(Goal of the exercise) In the entries that follow, identify the line containing "OCR this image." and return it together with all later lines, exactly as they appear.

-- START Dataset rows --

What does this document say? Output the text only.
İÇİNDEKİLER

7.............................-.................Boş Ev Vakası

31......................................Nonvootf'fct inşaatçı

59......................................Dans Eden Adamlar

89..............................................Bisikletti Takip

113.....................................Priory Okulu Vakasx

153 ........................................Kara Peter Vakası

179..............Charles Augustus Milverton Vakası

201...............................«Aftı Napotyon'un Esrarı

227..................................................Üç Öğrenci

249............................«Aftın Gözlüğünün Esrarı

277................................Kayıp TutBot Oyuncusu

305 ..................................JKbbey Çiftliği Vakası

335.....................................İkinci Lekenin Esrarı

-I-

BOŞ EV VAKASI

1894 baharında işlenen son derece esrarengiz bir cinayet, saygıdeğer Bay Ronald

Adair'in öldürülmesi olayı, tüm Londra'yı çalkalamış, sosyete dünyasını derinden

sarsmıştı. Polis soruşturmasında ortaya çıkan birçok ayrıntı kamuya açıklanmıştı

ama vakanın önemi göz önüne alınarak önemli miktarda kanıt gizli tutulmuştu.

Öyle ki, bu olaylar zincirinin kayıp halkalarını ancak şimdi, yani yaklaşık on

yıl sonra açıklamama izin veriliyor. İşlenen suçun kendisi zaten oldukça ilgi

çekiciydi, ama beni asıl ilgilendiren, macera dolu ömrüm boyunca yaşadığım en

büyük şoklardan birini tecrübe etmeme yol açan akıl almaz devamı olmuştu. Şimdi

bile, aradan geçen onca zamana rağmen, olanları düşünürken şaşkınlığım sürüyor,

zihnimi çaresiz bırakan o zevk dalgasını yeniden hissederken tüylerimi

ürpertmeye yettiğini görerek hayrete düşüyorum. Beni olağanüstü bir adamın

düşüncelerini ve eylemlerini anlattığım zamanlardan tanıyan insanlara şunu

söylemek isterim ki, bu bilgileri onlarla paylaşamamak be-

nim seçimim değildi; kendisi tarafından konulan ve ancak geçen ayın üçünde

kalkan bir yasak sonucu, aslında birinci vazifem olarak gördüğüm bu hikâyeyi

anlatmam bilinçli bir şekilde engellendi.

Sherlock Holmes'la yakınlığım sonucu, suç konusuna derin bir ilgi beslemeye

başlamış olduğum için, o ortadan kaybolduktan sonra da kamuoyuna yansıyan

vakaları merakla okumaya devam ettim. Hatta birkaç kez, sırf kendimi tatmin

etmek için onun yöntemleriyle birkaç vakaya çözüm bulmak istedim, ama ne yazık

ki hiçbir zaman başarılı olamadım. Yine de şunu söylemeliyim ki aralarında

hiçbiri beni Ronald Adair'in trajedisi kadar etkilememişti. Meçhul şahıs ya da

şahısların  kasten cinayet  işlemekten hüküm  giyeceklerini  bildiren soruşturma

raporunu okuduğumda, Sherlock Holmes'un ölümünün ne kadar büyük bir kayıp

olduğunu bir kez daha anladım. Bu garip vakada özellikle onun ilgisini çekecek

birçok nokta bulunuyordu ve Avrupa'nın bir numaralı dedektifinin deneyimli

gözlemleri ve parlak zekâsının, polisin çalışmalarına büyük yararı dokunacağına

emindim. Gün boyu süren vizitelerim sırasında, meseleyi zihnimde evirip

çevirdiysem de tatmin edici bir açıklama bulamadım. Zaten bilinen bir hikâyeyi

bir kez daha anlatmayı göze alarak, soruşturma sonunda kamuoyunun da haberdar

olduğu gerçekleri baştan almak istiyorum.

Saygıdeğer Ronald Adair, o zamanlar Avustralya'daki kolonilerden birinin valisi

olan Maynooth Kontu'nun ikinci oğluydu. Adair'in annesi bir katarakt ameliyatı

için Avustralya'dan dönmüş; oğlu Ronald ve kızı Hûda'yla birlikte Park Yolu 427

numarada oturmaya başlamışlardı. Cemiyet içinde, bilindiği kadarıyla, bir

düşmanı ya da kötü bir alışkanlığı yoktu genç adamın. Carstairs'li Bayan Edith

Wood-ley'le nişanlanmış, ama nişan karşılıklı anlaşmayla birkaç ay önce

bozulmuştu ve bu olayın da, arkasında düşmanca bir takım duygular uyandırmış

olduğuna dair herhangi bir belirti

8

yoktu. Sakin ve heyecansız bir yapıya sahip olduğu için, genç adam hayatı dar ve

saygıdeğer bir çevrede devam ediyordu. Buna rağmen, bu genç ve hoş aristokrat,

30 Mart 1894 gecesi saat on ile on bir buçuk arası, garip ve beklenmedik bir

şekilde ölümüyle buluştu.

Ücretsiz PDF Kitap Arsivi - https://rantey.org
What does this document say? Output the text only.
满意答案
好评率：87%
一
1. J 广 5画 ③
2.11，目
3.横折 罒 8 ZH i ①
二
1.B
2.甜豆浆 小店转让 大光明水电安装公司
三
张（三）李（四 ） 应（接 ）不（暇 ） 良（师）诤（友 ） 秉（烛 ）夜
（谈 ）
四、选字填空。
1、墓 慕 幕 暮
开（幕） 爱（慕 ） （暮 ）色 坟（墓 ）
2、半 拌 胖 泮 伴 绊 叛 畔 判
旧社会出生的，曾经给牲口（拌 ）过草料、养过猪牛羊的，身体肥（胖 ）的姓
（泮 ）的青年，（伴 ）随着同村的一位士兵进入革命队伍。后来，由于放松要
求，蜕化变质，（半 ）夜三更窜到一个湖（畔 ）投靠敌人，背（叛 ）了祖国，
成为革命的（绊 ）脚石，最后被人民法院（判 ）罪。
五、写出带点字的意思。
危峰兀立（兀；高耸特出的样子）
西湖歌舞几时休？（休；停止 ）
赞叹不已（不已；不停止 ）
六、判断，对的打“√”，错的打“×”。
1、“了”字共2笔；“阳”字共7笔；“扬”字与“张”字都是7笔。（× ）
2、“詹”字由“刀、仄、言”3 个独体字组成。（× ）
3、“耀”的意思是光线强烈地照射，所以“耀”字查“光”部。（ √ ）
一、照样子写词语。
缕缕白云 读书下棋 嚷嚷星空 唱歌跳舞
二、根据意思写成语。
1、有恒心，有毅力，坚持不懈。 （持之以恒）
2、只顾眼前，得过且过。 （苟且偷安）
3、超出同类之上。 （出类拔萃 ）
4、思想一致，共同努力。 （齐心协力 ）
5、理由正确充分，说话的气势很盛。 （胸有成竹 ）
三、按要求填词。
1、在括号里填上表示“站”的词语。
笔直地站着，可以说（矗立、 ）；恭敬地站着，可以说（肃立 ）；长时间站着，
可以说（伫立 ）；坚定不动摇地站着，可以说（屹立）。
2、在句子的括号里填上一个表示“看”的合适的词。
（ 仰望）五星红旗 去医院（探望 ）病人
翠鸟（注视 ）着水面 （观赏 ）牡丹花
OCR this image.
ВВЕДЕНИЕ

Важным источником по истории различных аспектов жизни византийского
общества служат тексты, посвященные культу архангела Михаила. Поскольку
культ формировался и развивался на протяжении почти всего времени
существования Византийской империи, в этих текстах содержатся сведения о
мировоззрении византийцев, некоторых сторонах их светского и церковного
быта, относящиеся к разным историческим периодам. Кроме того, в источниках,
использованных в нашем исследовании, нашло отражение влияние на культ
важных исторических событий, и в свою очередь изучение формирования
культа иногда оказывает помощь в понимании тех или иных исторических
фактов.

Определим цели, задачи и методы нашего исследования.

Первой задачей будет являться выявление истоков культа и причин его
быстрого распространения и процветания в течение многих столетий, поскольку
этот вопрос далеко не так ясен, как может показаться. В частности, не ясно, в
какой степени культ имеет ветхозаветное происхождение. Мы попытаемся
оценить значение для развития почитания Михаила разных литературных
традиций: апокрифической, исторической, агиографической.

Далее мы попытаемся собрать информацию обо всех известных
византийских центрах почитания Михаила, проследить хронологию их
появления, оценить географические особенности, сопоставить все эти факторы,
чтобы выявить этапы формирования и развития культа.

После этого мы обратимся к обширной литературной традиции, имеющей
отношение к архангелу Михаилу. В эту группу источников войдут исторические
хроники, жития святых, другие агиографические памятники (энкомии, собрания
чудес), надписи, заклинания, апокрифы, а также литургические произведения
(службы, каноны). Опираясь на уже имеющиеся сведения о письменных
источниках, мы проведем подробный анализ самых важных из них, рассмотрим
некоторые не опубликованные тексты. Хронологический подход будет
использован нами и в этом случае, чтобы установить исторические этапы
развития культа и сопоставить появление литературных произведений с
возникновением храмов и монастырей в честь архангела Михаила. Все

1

-- END Dataset rows --

(Solution to this task)
OCR this image.
ВВЕДЕНИЕ

Важным источником по истории различных аспектов жизни византийского
общества служат тексты, посвященные культу архангела Михаила. Поскольку
культ формировался и развивался на протяжении почти всего времени
существования Византийской империи, в этих текстах содержатся сведения о
мировоззрении византийцев, некоторых сторонах их светского и церковного
быта, относящиеся к разным историческим периодам. Кроме того, в источниках,
использованных в нашем исследовании, нашло отражение влияние на культ
важных исторических событий, и в свою очередь изучение формирования
культа иногда оказывает помощь в понимании тех или иных исторических
фактов.

Определим цели, задачи и методы нашего исследования.

Первой задачей будет являться выявление истоков культа и причин его
быстрого распространения и процветания в течение многих столетий, поскольку
этот вопрос далеко не так ясен, как может показаться. В частности, не ясно, в
какой степени культ имеет ветхозаветное происхождение. Мы попытаемся
оценить значение для развития почитания Михаила разных литературных
традиций: апокрифической, исторической, агиографической.

Далее мы попытаемся собрать информацию обо всех известных
византийских центрах почитания Михаила, проследить хронологию их
появления, оценить географические особенности, сопоставить все эти факторы,
чтобы выявить этапы формирования и развития культа.

После этого мы обратимся к обширной литературной традиции, имеющей
отношение к архангелу Михаилу. В эту группу источников войдут исторические
хроники, жития святых, другие агиографические памятники (энкомии, собрания
чудес), надписи, заклинания, апокрифы, а также литургические произведения
(службы, каноны). Опираясь на уже имеющиеся сведения о письменных
источниках, мы проведем подробный анализ самых важных из них, рассмотрим
некоторые не опубликованные тексты. Хронологический подход будет
использован нами и в этом случае, чтобы установить исторические этапы
развития культа и сопоставить появление литературных произведений с
возникновением храмов и монастырей в честь архангела Михаила. Все

1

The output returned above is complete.